--- Start Exercise inputs ---

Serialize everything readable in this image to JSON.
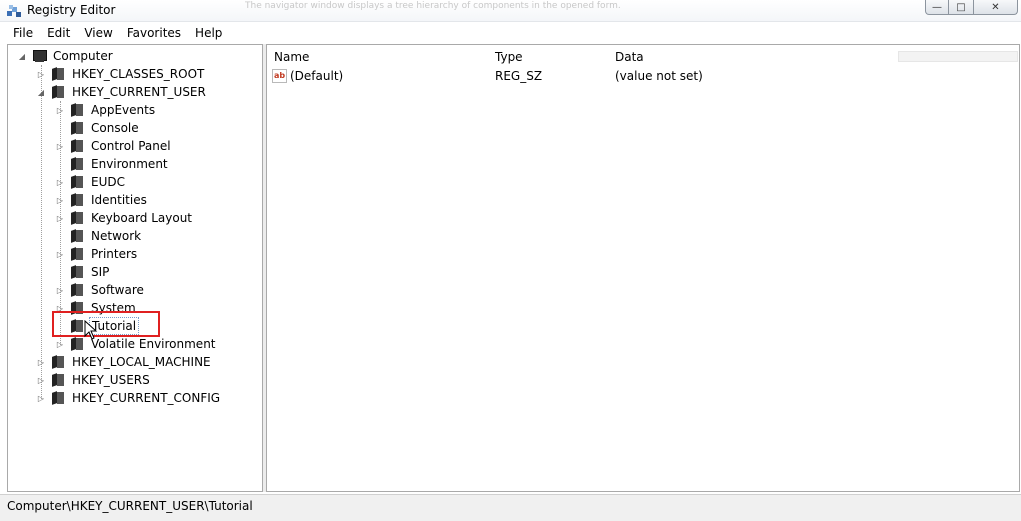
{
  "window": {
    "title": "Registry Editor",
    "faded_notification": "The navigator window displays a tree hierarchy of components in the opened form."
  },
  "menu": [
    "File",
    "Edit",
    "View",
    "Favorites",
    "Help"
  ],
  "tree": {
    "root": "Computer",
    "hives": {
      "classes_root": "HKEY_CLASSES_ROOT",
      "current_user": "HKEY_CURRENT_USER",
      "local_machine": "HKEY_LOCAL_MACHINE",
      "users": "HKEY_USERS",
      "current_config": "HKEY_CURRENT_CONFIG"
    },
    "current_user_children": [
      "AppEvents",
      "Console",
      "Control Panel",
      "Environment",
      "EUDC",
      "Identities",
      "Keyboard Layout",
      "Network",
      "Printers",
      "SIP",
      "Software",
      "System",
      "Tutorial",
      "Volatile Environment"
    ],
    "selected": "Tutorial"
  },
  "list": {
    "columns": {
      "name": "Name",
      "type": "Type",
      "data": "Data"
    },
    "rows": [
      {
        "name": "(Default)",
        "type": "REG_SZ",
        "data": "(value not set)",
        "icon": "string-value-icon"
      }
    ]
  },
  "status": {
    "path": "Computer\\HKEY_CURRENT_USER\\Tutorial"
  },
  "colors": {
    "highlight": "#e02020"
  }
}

--- End Exercise inputs ---

Only the number is wanted: how many lines of the material contain the word "tree"?

2